Write out the material exactly, leaving every picture behind.

——————————

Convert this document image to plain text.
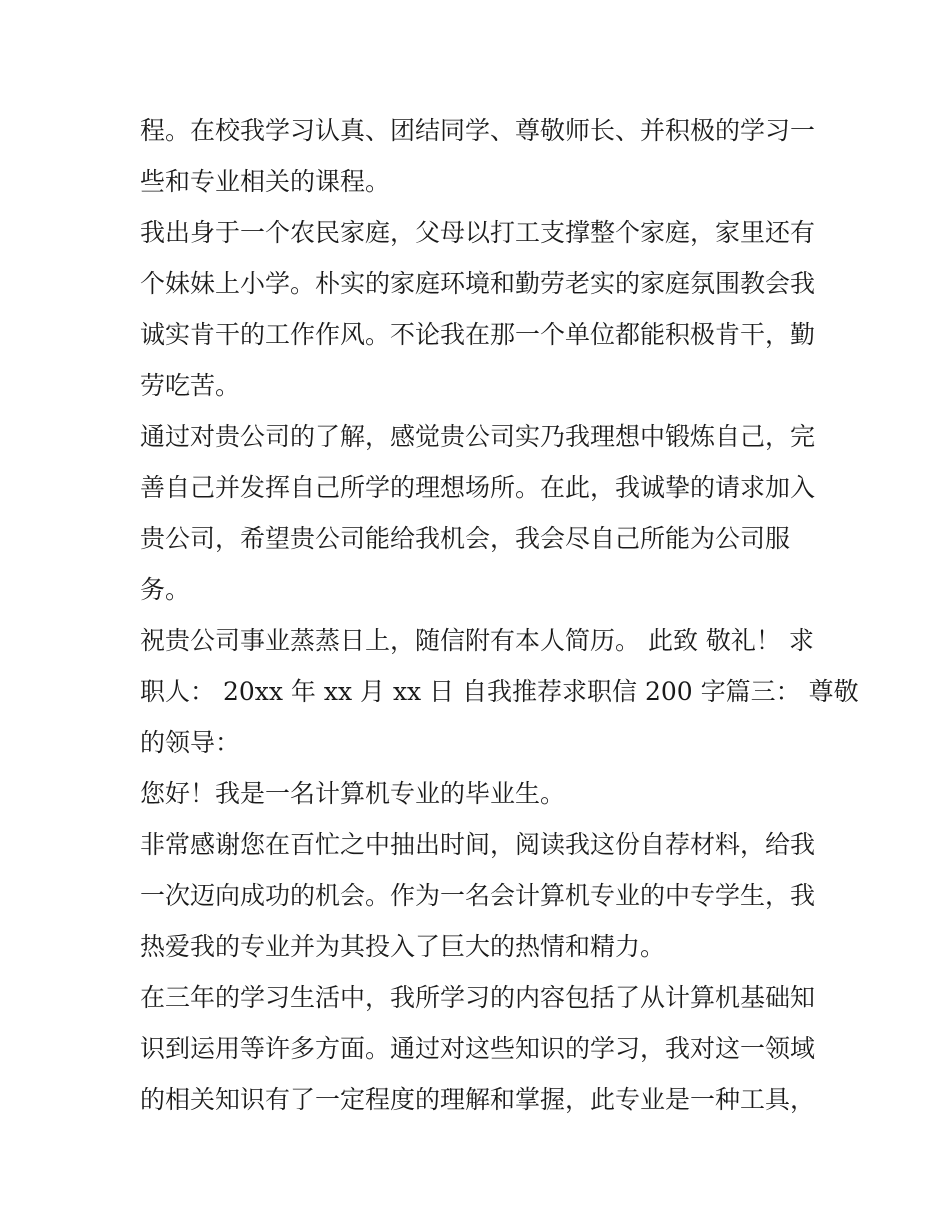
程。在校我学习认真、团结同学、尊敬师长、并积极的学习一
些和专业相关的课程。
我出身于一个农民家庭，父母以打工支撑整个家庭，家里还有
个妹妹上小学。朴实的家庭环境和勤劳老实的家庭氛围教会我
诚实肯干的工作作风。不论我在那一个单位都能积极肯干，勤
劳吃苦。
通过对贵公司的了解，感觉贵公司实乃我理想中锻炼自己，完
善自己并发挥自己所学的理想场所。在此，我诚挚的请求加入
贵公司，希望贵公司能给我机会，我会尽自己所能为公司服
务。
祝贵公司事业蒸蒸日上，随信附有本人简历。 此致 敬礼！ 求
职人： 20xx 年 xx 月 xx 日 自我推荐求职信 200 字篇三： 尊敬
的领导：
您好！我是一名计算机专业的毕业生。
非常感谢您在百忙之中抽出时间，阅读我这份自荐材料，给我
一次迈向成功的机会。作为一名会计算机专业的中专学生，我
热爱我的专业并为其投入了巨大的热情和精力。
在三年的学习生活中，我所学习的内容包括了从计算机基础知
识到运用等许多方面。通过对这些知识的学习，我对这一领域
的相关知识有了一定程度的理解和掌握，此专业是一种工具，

——————————

FULL RESPONSE:
Convert this document image to plain text.
程。在校我学习认真、团结同学、尊敬师长、并积极的学习一
些和专业相关的课程。
我出身于一个农民家庭，父母以打工支撑整个家庭，家里还有
个妹妹上小学。朴实的家庭环境和勤劳老实的家庭氛围教会我
诚实肯干的工作作风。不论我在那一个单位都能积极肯干，勤
劳吃苦。
通过对贵公司的了解，感觉贵公司实乃我理想中锻炼自己，完
善自己并发挥自己所学的理想场所。在此，我诚挚的请求加入
贵公司，希望贵公司能给我机会，我会尽自己所能为公司服
务。
祝贵公司事业蒸蒸日上，随信附有本人简历。 此致 敬礼！ 求
职人： 20xx 年 xx 月 xx 日 自我推荐求职信 200 字篇三： 尊敬
的领导：
您好！我是一名计算机专业的毕业生。
非常感谢您在百忙之中抽出时间，阅读我这份自荐材料，给我
一次迈向成功的机会。作为一名会计算机专业的中专学生，我
热爱我的专业并为其投入了巨大的热情和精力。
在三年的学习生活中，我所学习的内容包括了从计算机基础知
识到运用等许多方面。通过对这些知识的学习，我对这一领域
的相关知识有了一定程度的理解和掌握，此专业是一种工具，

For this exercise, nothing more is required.